* **Exercise**
Determine how many lines include the string "AVERAGE". Output that number only.

[BEGIN Supplied records]

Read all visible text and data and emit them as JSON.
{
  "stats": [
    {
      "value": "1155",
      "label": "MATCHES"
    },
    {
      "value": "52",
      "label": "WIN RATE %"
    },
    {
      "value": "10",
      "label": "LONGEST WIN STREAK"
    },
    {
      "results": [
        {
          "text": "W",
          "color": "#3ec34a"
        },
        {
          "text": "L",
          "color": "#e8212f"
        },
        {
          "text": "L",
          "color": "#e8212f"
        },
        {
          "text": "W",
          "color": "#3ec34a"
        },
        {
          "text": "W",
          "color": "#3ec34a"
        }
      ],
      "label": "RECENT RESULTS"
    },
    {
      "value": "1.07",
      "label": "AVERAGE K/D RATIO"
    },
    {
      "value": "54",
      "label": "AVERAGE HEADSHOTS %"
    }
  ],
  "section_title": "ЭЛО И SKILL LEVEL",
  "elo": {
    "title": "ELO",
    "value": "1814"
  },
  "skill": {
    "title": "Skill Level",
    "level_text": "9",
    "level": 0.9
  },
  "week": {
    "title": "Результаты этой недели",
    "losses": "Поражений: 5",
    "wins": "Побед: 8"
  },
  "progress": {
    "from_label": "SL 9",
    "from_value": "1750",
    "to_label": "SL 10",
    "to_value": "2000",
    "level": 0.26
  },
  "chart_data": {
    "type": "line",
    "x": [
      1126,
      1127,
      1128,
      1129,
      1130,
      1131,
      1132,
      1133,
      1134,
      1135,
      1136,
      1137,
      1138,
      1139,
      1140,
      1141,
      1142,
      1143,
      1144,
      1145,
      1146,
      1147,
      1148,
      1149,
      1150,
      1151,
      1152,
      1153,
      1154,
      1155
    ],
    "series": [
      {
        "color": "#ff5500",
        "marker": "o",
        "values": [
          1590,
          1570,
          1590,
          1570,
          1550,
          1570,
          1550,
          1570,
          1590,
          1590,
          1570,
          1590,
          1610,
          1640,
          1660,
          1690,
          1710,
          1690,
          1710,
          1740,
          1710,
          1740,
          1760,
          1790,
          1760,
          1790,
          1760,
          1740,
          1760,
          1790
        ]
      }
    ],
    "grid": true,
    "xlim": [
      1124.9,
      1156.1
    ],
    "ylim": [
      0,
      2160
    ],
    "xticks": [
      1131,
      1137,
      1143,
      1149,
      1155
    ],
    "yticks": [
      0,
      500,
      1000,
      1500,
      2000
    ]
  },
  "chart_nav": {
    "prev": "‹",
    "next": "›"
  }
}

[END Supplied records]

* **Full answer**
2